* [DIRECTIONS FOR THIS TASK] Repeat every line of the data exactly, but not the pictures.

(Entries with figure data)
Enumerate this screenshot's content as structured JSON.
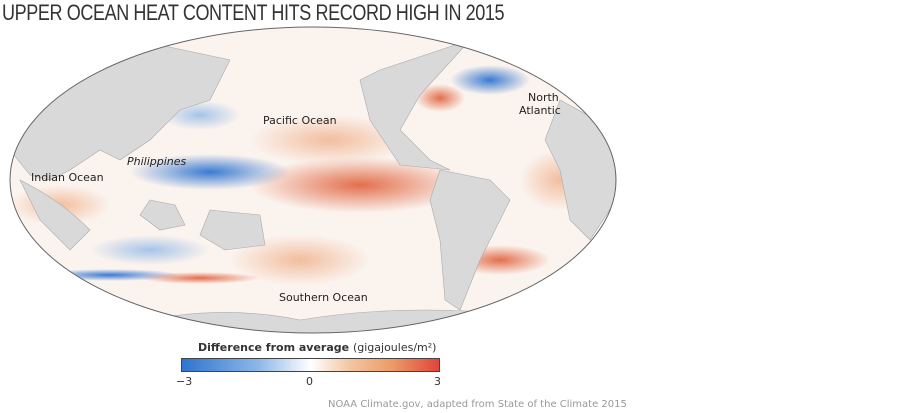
{
  "title": "UPPER OCEAN HEAT CONTENT HITS RECORD HIGH IN 2015",
  "map": {
    "projection": "Mollweide",
    "labels": {
      "pacific": "Pacific Ocean",
      "north_atlantic_1": "North",
      "north_atlantic_2": "Atlantic",
      "philippines": "Philippines",
      "indian": "Indian Ocean",
      "southern": "Southern Ocean"
    },
    "colors": {
      "land": "#d9d9d9",
      "cool": "#2f74d0",
      "warm": "#e0453a",
      "neutral": "#ffffff"
    }
  },
  "legend": {
    "title": "Difference from average",
    "unit": "(gigajoules/m²)",
    "min_label": "−3",
    "mid_label": "0",
    "max_label": "3",
    "range": [
      -3,
      3
    ]
  },
  "credit": "NOAA Climate.gov, adapted from State of the Climate 2015"
}
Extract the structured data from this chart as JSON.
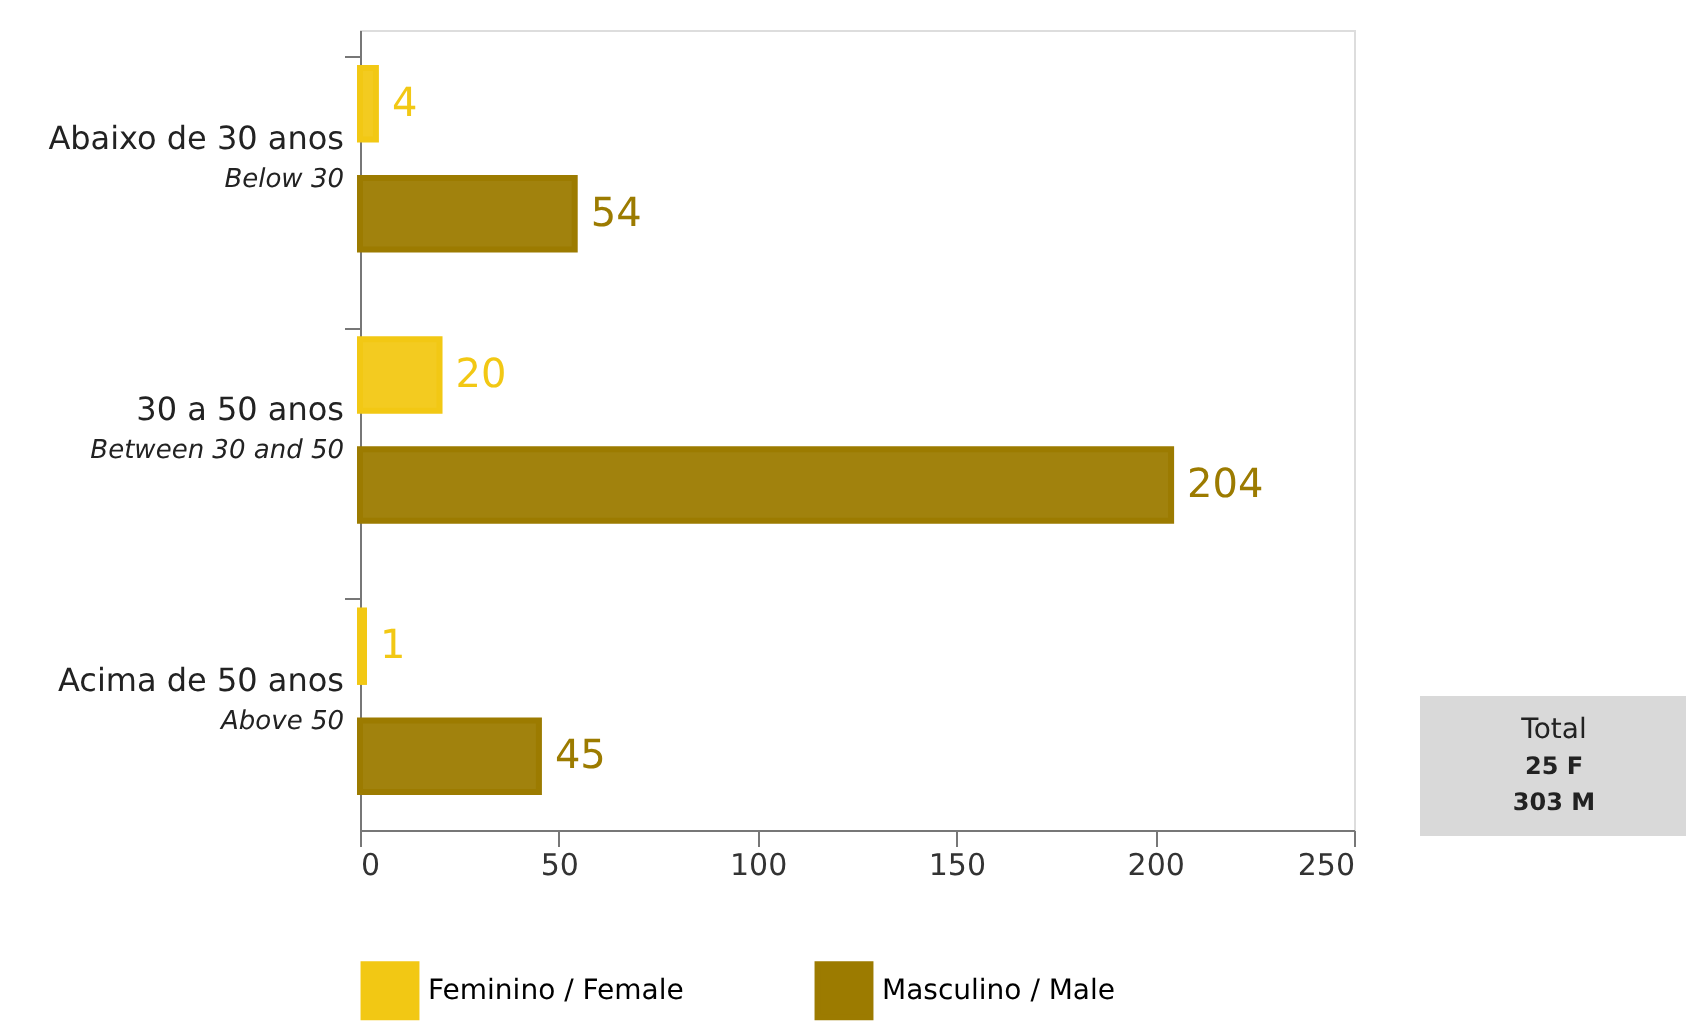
{
  "chart_data": {
    "type": "bar",
    "orientation": "horizontal",
    "categories": [
      "Abaixo de 30 anos\nBelow 30",
      "30 a 50 anos\nBetween 30 and 50",
      "Acima de 50 anos\nAbove 50"
    ],
    "series": [
      {
        "name": "Feminino / Female",
        "color": "#f2c814",
        "values": [
          4,
          20,
          1
        ]
      },
      {
        "name": "Masculino / Male",
        "color": "#9c7b00",
        "values": [
          54,
          204,
          45
        ]
      }
    ],
    "xlim": [
      0,
      250
    ],
    "xticks": [
      0,
      50,
      100,
      150,
      200,
      250
    ],
    "grid": false,
    "legend": "bottom",
    "data_labels": true,
    "annotations": [
      "Total",
      "25 F",
      "303 M"
    ]
  }
}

* [RESPONSE]
Enumerate this screenshot's content as structured JSON.
{
  "title": "UPPER OCEAN HEAT CONTENT HITS RECORD HIGH IN 2015",
  "map": {
    "projection": "Mollweide",
    "labels": {
      "pacific": "Pacific Ocean",
      "north_atlantic_1": "North",
      "north_atlantic_2": "Atlantic",
      "philippines": "Philippines",
      "indian": "Indian Ocean",
      "southern": "Southern Ocean"
    },
    "colors": {
      "land": "#d9d9d9",
      "cool": "#2f74d0",
      "warm": "#e0453a",
      "neutral": "#ffffff"
    }
  },
  "legend": {
    "title": "Difference from average",
    "unit": "(gigajoules/m²)",
    "min_label": "−3",
    "mid_label": "0",
    "max_label": "3",
    "range": [
      -3,
      3
    ]
  },
  "credit": "NOAA Climate.gov, adapted from State of the Climate 2015"
}
Extract the structured data from this chart as JSON.
{
  "chart_data": {
    "type": "bar",
    "orientation": "horizontal",
    "categories": [
      "Abaixo de 30 anos\nBelow 30",
      "30 a 50 anos\nBetween 30 and 50",
      "Acima de 50 anos\nAbove 50"
    ],
    "series": [
      {
        "name": "Feminino / Female",
        "color": "#f2c814",
        "values": [
          4,
          20,
          1
        ]
      },
      {
        "name": "Masculino / Male",
        "color": "#9c7b00",
        "values": [
          54,
          204,
          45
        ]
      }
    ],
    "xlim": [
      0,
      250
    ],
    "xticks": [
      0,
      50,
      100,
      150,
      200,
      250
    ],
    "grid": false,
    "legend": "bottom",
    "data_labels": true,
    "annotations": [
      "Total",
      "25 F",
      "303 M"
    ]
  }
}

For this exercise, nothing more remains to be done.